Problem description -> Please extract each line of the material that contains the string "Interior". Case counts.

Region boundary data:

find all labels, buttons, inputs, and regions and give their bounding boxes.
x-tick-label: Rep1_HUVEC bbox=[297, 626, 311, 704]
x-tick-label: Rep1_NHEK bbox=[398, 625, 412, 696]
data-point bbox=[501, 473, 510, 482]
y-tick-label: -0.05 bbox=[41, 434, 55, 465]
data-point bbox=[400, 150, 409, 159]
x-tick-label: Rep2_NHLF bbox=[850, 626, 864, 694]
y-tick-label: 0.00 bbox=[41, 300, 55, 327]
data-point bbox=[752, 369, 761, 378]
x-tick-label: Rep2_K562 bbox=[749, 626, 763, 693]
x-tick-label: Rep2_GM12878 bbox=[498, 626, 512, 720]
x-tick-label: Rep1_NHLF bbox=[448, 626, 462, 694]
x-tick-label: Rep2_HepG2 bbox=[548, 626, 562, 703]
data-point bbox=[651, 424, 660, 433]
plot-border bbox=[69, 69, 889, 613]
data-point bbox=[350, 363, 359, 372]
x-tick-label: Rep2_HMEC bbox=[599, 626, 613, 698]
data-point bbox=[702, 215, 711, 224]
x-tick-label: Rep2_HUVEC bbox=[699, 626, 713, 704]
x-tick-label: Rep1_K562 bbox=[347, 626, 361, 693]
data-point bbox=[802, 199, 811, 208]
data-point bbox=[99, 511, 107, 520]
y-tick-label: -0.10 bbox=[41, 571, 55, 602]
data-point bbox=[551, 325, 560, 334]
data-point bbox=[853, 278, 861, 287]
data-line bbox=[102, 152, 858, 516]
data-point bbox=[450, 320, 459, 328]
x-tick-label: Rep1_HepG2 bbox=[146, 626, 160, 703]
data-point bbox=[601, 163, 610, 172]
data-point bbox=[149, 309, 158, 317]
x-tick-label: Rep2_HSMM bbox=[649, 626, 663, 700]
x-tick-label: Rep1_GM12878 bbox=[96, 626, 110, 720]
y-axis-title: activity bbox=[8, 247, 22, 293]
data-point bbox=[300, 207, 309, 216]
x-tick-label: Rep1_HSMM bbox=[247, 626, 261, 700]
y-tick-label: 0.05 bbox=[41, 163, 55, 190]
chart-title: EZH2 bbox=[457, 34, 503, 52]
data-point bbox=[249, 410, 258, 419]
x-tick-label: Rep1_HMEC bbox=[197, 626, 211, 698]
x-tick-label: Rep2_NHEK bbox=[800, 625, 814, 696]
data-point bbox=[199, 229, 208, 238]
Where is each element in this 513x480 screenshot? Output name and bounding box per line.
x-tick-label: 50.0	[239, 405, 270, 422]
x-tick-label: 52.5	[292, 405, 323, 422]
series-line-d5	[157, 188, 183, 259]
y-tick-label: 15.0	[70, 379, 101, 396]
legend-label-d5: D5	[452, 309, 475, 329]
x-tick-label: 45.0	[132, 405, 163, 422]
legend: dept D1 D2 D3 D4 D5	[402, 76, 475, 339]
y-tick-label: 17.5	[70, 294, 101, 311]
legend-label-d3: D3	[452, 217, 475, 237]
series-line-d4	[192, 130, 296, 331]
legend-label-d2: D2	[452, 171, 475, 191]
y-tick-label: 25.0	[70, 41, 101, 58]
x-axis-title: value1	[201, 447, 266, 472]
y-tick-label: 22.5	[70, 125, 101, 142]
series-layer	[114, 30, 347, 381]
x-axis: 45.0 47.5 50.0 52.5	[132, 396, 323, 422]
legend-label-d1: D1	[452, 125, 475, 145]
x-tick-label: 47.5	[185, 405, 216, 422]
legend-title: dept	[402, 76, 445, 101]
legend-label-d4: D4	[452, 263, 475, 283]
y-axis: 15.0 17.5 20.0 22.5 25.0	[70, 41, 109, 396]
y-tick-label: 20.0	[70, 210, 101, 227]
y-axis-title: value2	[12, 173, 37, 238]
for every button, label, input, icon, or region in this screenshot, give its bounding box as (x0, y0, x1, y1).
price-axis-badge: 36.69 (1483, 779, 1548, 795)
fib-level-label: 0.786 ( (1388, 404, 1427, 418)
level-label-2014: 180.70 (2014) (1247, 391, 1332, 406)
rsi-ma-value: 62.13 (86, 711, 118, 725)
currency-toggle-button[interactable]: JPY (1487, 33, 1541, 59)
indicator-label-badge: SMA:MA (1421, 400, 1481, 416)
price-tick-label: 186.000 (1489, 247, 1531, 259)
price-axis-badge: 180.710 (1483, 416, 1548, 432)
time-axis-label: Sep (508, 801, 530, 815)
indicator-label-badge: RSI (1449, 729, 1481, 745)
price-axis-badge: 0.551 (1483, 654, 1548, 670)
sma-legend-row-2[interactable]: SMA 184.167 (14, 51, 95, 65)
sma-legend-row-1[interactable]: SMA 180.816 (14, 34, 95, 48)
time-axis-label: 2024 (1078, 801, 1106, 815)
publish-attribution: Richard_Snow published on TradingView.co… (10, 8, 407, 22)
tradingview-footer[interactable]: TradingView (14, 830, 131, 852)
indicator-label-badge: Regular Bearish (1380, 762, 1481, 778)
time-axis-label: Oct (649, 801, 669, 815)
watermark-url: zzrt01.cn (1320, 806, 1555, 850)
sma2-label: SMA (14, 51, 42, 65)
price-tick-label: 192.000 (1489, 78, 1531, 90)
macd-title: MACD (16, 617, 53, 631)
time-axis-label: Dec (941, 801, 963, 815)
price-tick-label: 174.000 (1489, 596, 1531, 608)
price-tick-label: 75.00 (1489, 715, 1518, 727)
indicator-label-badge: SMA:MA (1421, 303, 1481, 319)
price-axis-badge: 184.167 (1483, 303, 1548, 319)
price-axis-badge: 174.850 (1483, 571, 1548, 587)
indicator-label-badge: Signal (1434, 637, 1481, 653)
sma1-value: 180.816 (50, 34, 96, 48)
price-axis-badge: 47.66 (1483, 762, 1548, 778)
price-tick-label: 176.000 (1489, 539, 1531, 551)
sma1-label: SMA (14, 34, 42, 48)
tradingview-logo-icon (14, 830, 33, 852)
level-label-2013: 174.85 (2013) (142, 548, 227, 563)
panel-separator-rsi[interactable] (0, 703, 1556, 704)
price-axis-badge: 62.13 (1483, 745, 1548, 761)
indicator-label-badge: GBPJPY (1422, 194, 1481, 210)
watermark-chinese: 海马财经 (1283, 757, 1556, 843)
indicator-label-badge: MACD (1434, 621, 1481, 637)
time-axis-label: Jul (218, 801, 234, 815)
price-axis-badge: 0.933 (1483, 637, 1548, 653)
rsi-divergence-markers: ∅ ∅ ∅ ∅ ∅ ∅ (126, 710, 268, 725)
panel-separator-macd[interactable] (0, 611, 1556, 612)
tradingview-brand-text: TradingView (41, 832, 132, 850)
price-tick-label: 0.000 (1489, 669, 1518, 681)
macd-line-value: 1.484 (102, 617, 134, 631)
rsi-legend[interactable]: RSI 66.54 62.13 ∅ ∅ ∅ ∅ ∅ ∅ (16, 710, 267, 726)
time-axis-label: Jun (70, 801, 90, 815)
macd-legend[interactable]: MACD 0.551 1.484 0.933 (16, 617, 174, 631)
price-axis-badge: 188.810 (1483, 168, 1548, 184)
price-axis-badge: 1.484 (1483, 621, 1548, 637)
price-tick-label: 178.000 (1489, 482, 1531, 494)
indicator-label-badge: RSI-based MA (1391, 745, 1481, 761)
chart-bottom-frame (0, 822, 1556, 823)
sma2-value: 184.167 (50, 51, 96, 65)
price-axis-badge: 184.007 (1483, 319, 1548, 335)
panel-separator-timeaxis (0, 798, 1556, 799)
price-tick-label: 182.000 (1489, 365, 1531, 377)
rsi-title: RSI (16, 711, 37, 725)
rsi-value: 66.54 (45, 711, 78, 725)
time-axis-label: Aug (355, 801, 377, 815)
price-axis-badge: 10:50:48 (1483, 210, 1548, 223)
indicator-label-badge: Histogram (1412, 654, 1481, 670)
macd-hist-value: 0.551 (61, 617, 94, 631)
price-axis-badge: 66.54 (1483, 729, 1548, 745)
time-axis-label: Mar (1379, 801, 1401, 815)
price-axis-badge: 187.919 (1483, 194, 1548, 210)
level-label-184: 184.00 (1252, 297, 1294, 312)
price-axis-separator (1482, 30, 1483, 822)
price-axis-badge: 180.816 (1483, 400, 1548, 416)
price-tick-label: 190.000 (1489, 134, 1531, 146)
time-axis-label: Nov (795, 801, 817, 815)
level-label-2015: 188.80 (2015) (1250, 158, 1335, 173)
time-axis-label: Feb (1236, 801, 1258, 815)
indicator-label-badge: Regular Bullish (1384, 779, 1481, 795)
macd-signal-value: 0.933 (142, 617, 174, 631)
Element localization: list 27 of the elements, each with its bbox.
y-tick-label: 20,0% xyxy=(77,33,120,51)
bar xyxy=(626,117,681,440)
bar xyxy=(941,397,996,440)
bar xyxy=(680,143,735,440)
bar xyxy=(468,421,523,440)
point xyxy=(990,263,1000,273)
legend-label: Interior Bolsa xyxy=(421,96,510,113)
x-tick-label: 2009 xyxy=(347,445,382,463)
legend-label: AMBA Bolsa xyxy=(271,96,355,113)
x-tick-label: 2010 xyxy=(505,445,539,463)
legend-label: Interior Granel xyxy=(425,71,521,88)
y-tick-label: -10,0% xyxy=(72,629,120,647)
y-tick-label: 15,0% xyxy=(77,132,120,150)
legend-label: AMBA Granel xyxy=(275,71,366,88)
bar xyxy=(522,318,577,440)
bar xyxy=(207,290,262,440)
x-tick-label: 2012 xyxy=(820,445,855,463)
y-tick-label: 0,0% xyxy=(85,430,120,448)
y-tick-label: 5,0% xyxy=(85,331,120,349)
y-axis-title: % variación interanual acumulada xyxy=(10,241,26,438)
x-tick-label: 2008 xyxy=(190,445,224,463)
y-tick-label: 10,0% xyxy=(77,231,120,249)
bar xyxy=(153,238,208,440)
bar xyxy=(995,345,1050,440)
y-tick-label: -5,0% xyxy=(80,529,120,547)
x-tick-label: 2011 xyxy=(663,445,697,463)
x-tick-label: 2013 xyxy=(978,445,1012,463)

Task solution ->
legend-label: Interior Bolsa xyxy=(421,96,510,113)
legend-label: Interior Granel xyxy=(425,71,521,88)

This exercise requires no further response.